Exercise requirements: Every entry below should be printed exactly.

Provided information:
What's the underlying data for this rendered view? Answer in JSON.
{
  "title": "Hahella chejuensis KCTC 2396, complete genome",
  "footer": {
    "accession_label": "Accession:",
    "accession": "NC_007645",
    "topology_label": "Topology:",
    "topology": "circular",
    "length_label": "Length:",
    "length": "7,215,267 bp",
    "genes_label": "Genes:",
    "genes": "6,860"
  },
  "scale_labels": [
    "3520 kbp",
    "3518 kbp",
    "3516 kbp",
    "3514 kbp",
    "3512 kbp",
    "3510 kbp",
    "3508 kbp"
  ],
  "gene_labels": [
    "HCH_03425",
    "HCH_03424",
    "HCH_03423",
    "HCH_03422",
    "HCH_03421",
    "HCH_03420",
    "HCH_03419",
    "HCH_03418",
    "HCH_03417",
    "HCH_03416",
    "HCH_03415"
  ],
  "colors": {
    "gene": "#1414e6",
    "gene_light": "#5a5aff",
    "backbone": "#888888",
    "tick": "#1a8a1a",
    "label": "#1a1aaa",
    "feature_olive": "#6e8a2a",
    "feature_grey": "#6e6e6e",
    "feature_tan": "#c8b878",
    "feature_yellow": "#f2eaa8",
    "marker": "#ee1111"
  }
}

Result:
What's the underlying data for this rendered view? Answer in JSON.
{
  "title": "Hahella chejuensis KCTC 2396, complete genome",
  "footer": {
    "accession_label": "Accession:",
    "accession": "NC_007645",
    "topology_label": "Topology:",
    "topology": "circular",
    "length_label": "Length:",
    "length": "7,215,267 bp",
    "genes_label": "Genes:",
    "genes": "6,860"
  },
  "scale_labels": [
    "3520 kbp",
    "3518 kbp",
    "3516 kbp",
    "3514 kbp",
    "3512 kbp",
    "3510 kbp",
    "3508 kbp"
  ],
  "gene_labels": [
    "HCH_03425",
    "HCH_03424",
    "HCH_03423",
    "HCH_03422",
    "HCH_03421",
    "HCH_03420",
    "HCH_03419",
    "HCH_03418",
    "HCH_03417",
    "HCH_03416",
    "HCH_03415"
  ],
  "colors": {
    "gene": "#1414e6",
    "gene_light": "#5a5aff",
    "backbone": "#888888",
    "tick": "#1a8a1a",
    "label": "#1a1aaa",
    "feature_olive": "#6e8a2a",
    "feature_grey": "#6e6e6e",
    "feature_tan": "#c8b878",
    "feature_yellow": "#f2eaa8",
    "marker": "#ee1111"
  }
}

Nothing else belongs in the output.